[Extracts from a graphics dataset]
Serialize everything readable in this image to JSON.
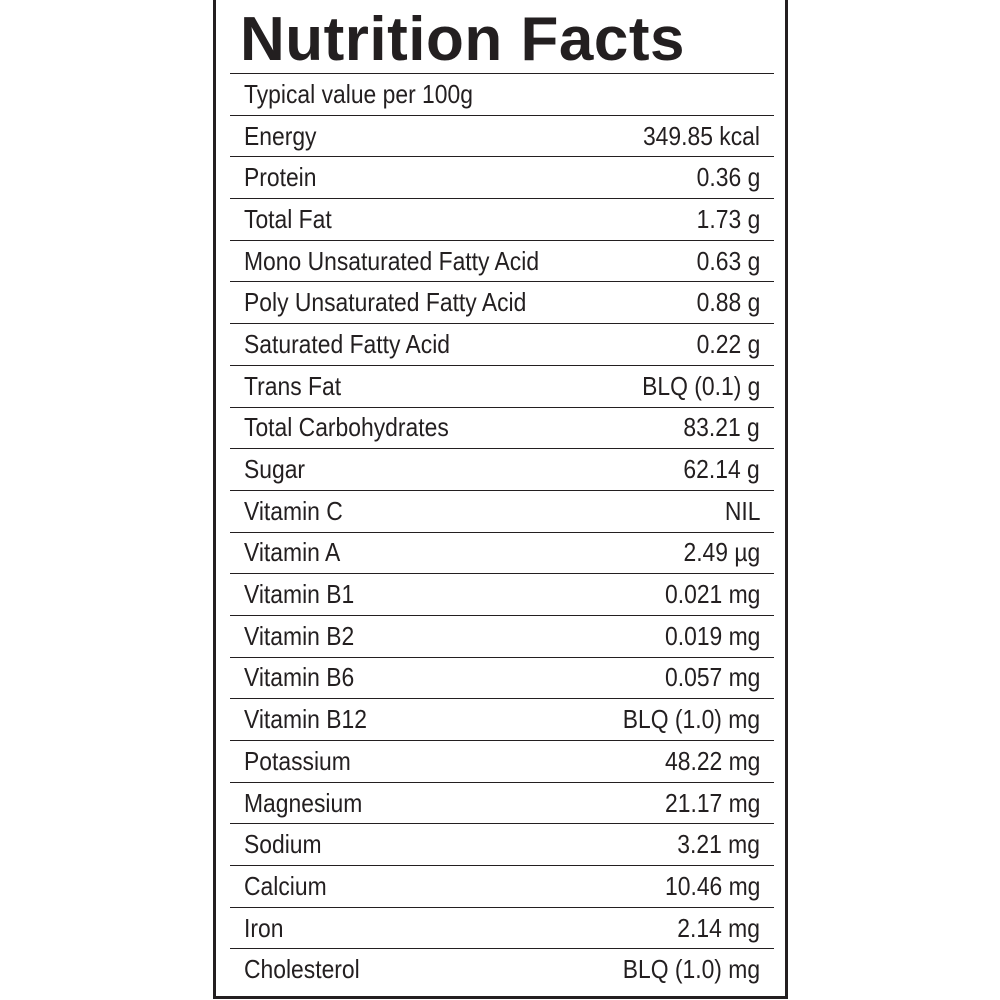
{
  "label": {
    "title": "Nutrition Facts",
    "serving": "Typical value per 100g",
    "nutrients": [
      {
        "name": "Energy",
        "value": "349.85 kcal"
      },
      {
        "name": "Protein",
        "value": "0.36 g"
      },
      {
        "name": "Total Fat",
        "value": "1.73 g"
      },
      {
        "name": "Mono Unsaturated Fatty Acid",
        "value": "0.63 g"
      },
      {
        "name": "Poly Unsaturated Fatty Acid",
        "value": "0.88 g"
      },
      {
        "name": "Saturated Fatty Acid",
        "value": "0.22 g"
      },
      {
        "name": "Trans Fat",
        "value": "BLQ (0.1) g"
      },
      {
        "name": "Total Carbohydrates",
        "value": "83.21 g"
      },
      {
        "name": "Sugar",
        "value": "62.14 g"
      },
      {
        "name": "Vitamin C",
        "value": "NIL"
      },
      {
        "name": "Vitamin A",
        "value": "2.49 µg"
      },
      {
        "name": "Vitamin B1",
        "value": "0.021 mg"
      },
      {
        "name": "Vitamin B2",
        "value": "0.019 mg"
      },
      {
        "name": "Vitamin B6",
        "value": "0.057 mg"
      },
      {
        "name": "Vitamin B12",
        "value": "BLQ (1.0) mg"
      },
      {
        "name": "Potassium",
        "value": "48.22 mg"
      },
      {
        "name": "Magnesium",
        "value": "21.17 mg"
      },
      {
        "name": "Sodium",
        "value": "3.21 mg"
      },
      {
        "name": "Calcium",
        "value": "10.46 mg"
      },
      {
        "name": "Iron",
        "value": "2.14 mg"
      },
      {
        "name": "Cholesterol",
        "value": "BLQ (1.0) mg"
      }
    ]
  },
  "colors": {
    "ink": "#231f20",
    "background": "#ffffff"
  }
}
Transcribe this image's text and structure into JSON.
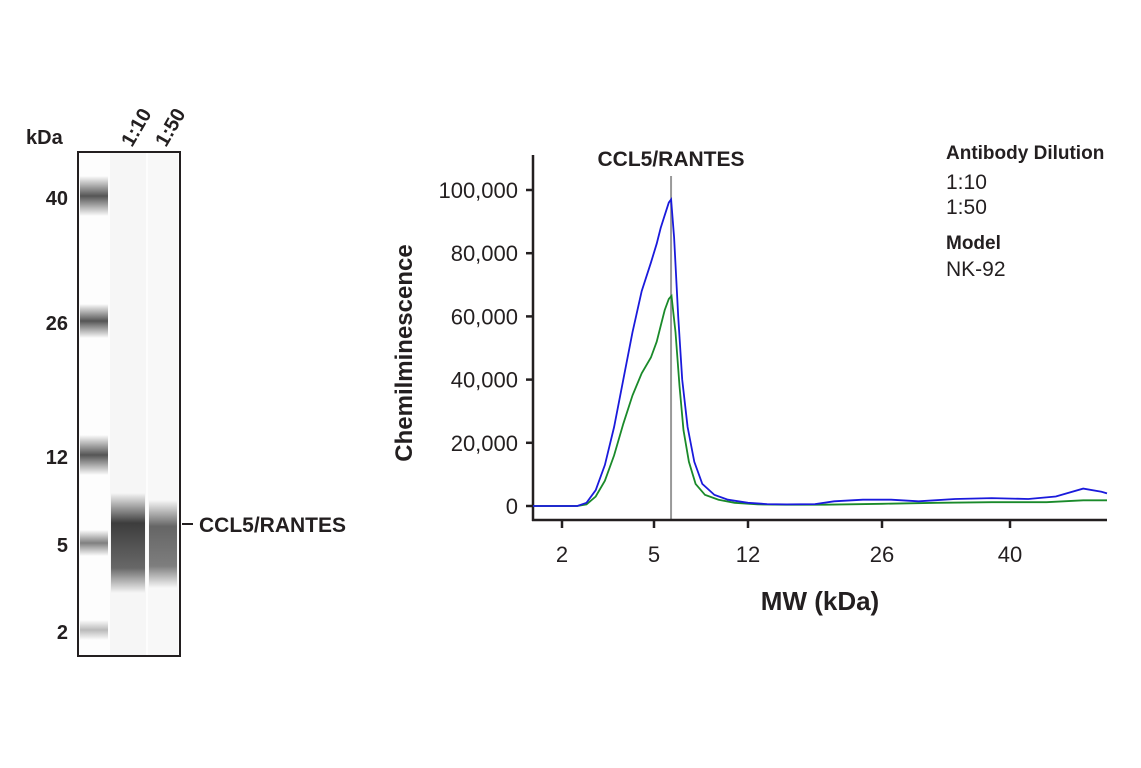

- _Task description_
The records above are to be retyped exactly, with every picture left out.

- _Output below_
Serialize everything readable in this image to JSON.
{
  "label": {
    "title": "Nutrition Facts",
    "serving": "Typical value per 100g",
    "nutrients": [
      {
        "name": "Energy",
        "value": "349.85 kcal"
      },
      {
        "name": "Protein",
        "value": "0.36 g"
      },
      {
        "name": "Total Fat",
        "value": "1.73 g"
      },
      {
        "name": "Mono Unsaturated Fatty Acid",
        "value": "0.63 g"
      },
      {
        "name": "Poly Unsaturated Fatty Acid",
        "value": "0.88 g"
      },
      {
        "name": "Saturated Fatty Acid",
        "value": "0.22 g"
      },
      {
        "name": "Trans Fat",
        "value": "BLQ (0.1) g"
      },
      {
        "name": "Total Carbohydrates",
        "value": "83.21 g"
      },
      {
        "name": "Sugar",
        "value": "62.14 g"
      },
      {
        "name": "Vitamin C",
        "value": "NIL"
      },
      {
        "name": "Vitamin A",
        "value": "2.49 µg"
      },
      {
        "name": "Vitamin B1",
        "value": "0.021 mg"
      },
      {
        "name": "Vitamin B2",
        "value": "0.019 mg"
      },
      {
        "name": "Vitamin B6",
        "value": "0.057 mg"
      },
      {
        "name": "Vitamin B12",
        "value": "BLQ (1.0) mg"
      },
      {
        "name": "Potassium",
        "value": "48.22 mg"
      },
      {
        "name": "Magnesium",
        "value": "21.17 mg"
      },
      {
        "name": "Sodium",
        "value": "3.21 mg"
      },
      {
        "name": "Calcium",
        "value": "10.46 mg"
      },
      {
        "name": "Iron",
        "value": "2.14 mg"
      },
      {
        "name": "Cholesterol",
        "value": "BLQ (1.0) mg"
      }
    ]
  },
  "colors": {
    "ink": "#231f20",
    "background": "#ffffff"
  }
}
Transcribe this image's text and structure into JSON.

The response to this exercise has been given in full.